Items from a data source:
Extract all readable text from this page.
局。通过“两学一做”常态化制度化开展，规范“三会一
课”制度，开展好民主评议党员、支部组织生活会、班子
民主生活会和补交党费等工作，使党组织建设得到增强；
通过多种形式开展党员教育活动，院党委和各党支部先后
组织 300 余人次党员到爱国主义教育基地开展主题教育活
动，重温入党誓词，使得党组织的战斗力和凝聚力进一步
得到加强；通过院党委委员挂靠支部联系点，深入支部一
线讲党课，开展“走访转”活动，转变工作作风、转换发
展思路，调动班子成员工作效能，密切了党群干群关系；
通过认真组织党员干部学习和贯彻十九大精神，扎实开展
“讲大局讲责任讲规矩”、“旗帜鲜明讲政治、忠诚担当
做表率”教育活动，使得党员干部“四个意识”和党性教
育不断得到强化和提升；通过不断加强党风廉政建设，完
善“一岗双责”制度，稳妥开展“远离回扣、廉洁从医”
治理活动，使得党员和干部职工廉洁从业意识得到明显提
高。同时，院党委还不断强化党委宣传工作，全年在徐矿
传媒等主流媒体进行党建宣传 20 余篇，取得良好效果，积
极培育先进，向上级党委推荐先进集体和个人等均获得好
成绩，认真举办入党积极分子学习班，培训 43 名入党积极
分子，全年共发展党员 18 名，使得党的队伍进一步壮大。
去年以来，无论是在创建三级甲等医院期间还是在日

* * *

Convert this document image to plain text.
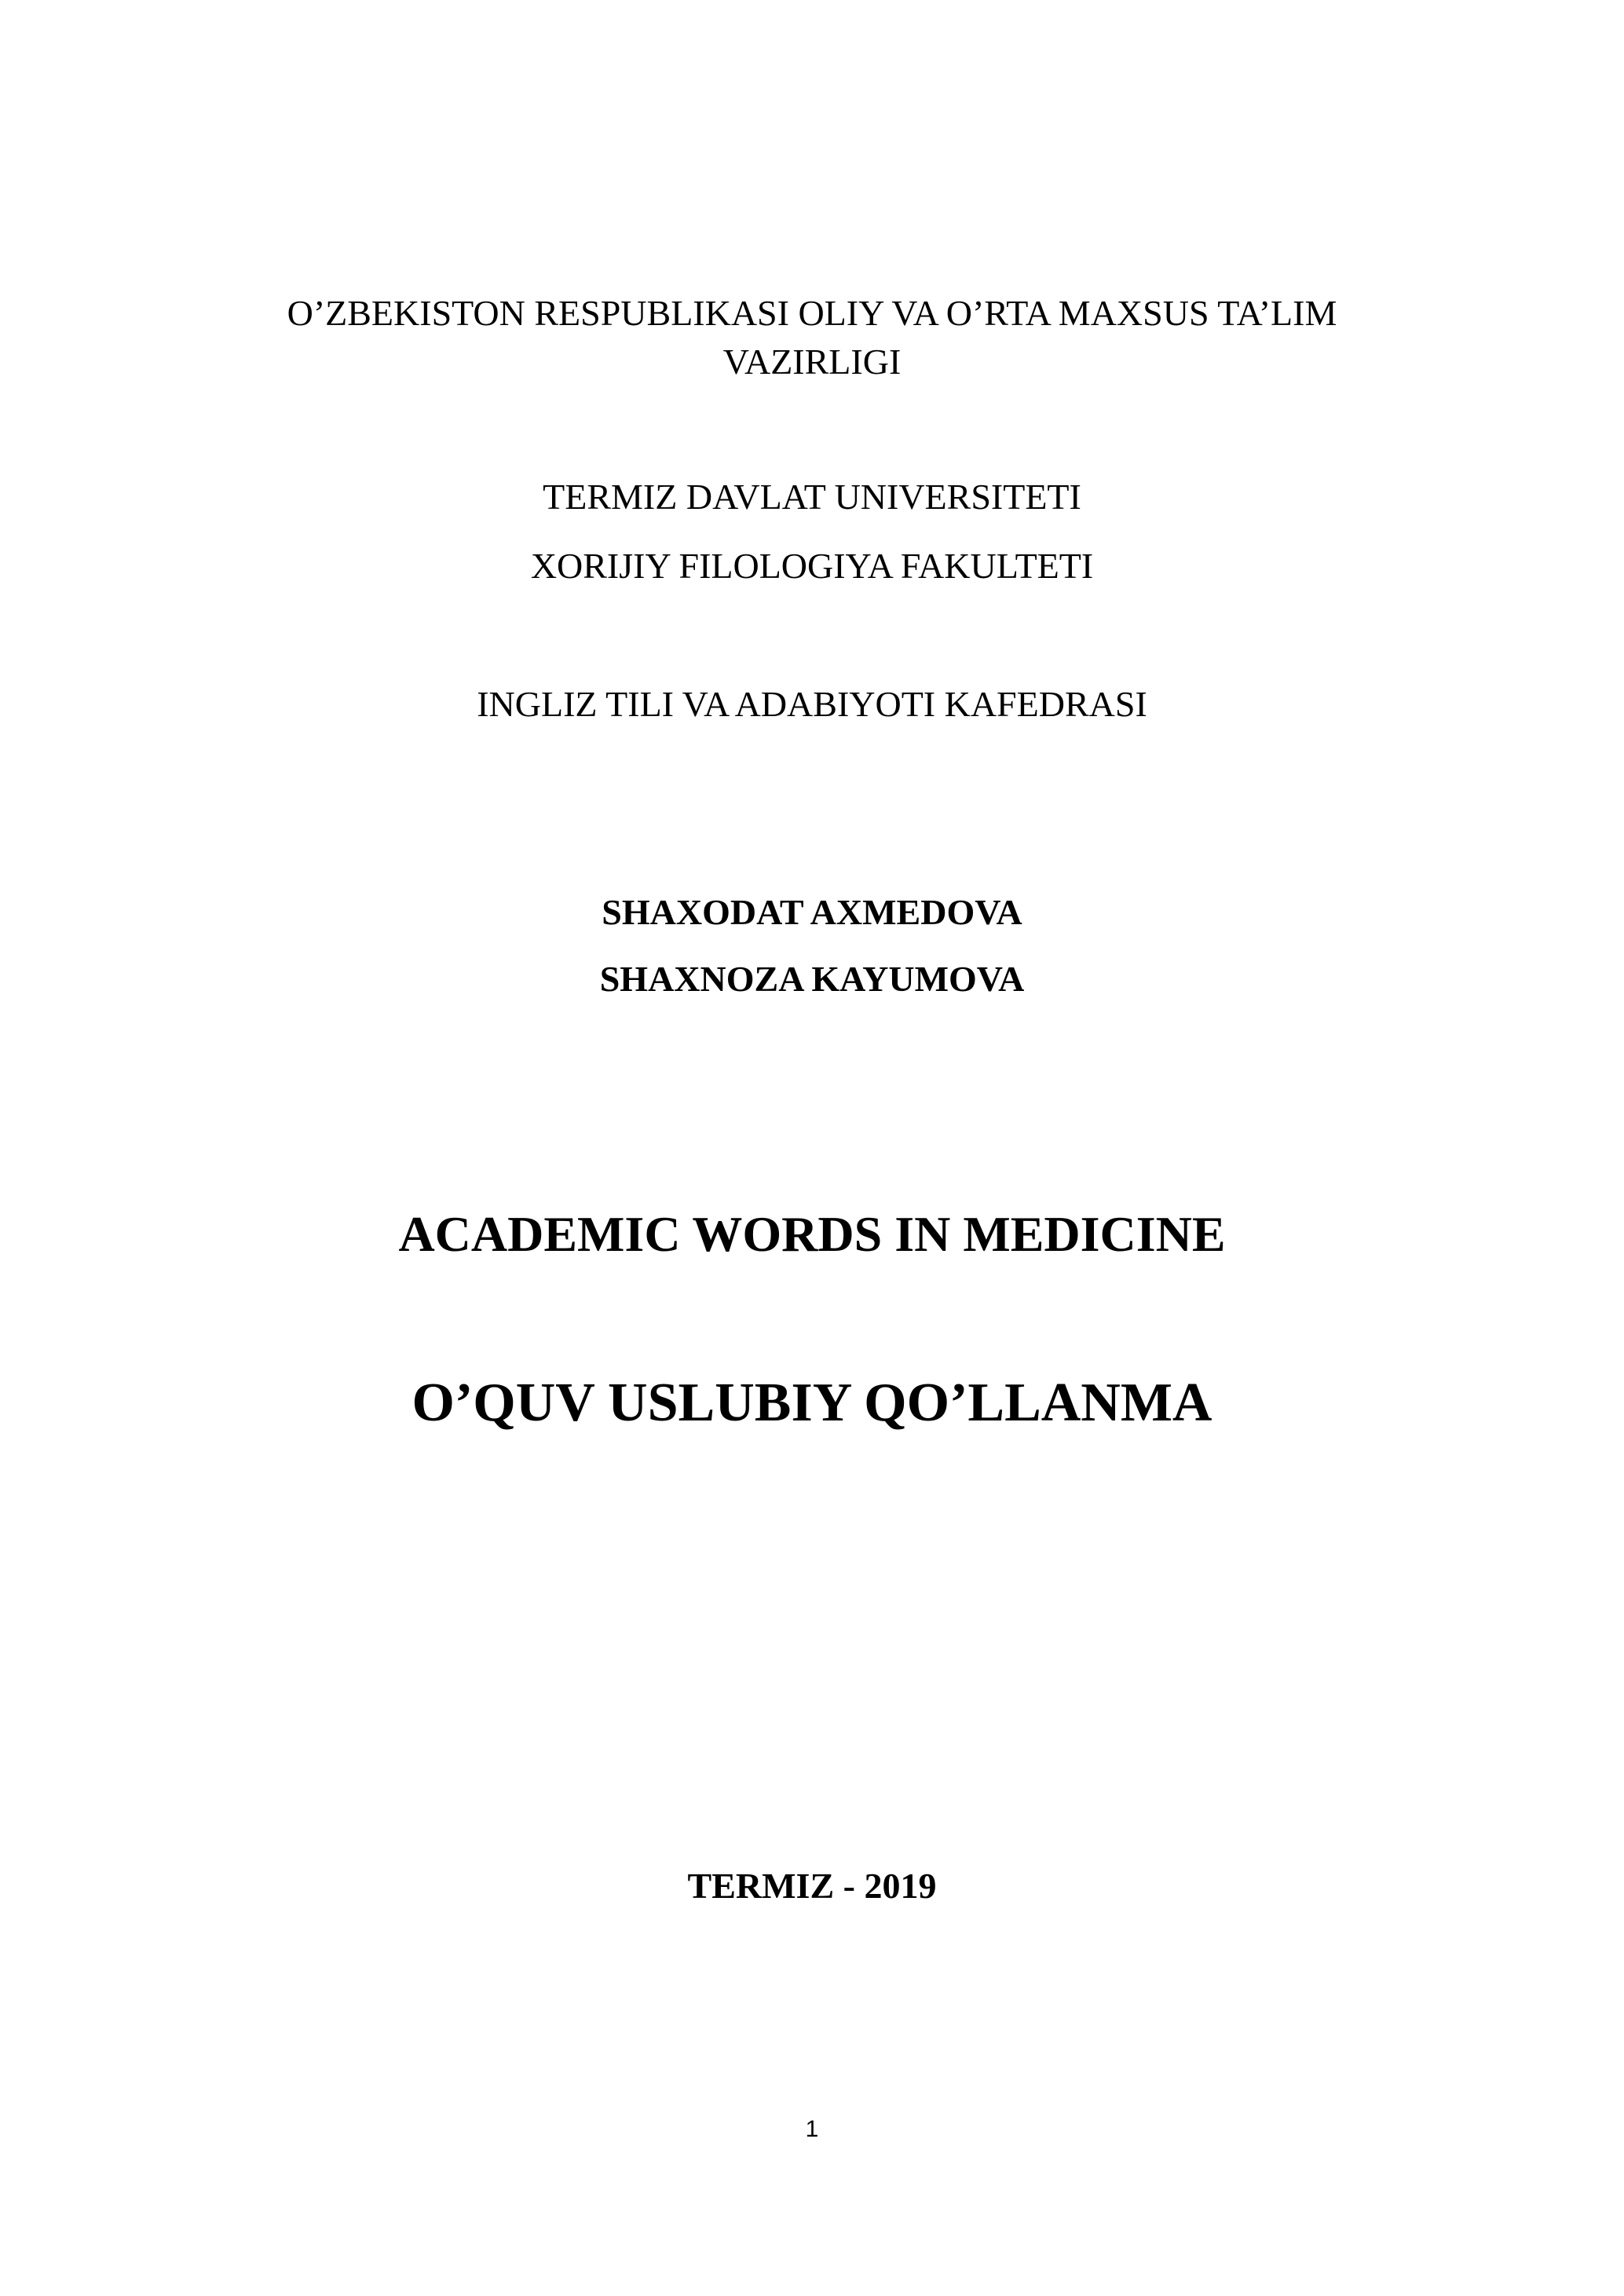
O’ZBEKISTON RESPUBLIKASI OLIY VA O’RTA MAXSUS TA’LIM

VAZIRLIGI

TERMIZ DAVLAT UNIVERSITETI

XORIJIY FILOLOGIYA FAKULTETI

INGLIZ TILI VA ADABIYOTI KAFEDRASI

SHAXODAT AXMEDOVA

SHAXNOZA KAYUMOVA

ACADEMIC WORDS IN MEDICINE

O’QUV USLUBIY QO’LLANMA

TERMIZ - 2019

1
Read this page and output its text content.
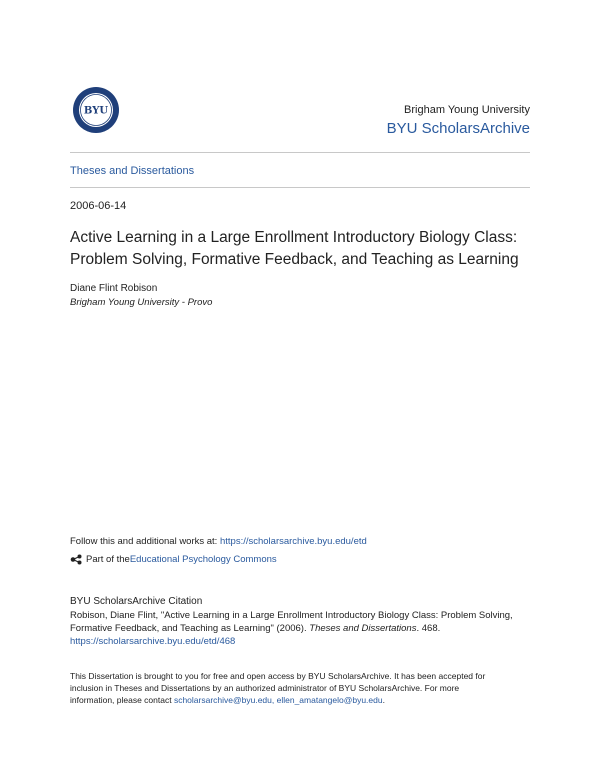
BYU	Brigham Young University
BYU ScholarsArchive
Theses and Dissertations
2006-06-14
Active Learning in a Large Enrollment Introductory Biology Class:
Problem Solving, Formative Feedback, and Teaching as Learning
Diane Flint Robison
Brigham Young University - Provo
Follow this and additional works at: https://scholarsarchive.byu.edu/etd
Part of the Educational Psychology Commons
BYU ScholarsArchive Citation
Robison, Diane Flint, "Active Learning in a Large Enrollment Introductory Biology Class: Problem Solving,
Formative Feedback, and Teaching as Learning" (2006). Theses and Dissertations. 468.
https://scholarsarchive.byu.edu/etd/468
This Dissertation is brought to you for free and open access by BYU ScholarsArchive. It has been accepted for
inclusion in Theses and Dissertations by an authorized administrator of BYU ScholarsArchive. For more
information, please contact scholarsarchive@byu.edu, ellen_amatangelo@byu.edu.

YOUR TASK: Reproduce every line from the entries that holds the word "Active".

COMPLETE OUTPUT:
Active Learning in a Large Enrollment Introductory Biology Class:
Robison, Diane Flint, "Active Learning in a Large Enrollment Introductory Biology Class: Problem Solving,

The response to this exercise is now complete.